— start MATERIAL PROVIDED —
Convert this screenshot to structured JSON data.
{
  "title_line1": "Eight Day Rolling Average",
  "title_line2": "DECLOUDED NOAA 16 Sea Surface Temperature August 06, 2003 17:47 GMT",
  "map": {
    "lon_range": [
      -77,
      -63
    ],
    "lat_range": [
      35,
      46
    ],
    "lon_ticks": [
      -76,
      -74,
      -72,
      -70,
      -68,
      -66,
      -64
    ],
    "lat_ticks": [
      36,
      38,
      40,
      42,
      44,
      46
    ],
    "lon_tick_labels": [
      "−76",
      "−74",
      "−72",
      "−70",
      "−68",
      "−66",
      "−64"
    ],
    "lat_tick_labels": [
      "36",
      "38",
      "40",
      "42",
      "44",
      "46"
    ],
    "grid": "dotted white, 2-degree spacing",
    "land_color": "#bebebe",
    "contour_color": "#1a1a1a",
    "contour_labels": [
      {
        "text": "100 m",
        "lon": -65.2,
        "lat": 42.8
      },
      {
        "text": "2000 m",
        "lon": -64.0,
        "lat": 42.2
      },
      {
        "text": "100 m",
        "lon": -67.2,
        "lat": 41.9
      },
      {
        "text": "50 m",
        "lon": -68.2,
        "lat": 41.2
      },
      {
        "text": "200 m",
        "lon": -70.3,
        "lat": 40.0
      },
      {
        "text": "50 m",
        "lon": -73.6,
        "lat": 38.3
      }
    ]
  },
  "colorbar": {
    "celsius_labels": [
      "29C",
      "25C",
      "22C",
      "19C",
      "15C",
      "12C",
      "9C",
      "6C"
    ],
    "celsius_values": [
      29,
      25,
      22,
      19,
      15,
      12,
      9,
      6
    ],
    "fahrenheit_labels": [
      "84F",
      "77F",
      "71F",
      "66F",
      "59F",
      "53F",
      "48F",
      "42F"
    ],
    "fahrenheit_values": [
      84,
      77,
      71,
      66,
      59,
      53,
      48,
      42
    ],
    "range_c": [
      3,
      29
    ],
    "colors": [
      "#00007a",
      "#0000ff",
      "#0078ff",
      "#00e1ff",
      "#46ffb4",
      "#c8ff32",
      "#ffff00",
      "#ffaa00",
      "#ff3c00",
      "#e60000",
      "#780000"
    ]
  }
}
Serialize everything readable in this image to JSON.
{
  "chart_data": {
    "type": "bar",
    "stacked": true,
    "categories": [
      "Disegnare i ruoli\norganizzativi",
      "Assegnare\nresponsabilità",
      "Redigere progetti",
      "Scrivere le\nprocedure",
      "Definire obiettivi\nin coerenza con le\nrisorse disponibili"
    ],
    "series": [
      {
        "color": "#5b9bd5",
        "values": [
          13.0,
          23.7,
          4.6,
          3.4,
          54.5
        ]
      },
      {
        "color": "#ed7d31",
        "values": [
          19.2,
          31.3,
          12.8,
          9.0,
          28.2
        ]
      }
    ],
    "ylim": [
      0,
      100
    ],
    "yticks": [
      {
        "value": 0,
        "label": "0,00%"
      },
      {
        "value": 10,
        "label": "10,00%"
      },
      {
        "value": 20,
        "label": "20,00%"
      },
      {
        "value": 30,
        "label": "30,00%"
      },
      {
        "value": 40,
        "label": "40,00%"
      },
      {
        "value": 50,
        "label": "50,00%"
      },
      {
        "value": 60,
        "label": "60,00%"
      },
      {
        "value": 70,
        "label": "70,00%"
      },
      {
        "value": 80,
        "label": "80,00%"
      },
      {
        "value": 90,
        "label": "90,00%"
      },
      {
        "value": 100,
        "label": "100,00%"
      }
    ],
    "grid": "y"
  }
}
— end MATERIAL PROVIDED —
§ **WHAT TO PRODUCE**
From the material above, copy each line that includes the word "grid".

§ **REPLY TO THE TASK**
    "grid": "dotted white, 2-degree spacing",
    "grid": "y"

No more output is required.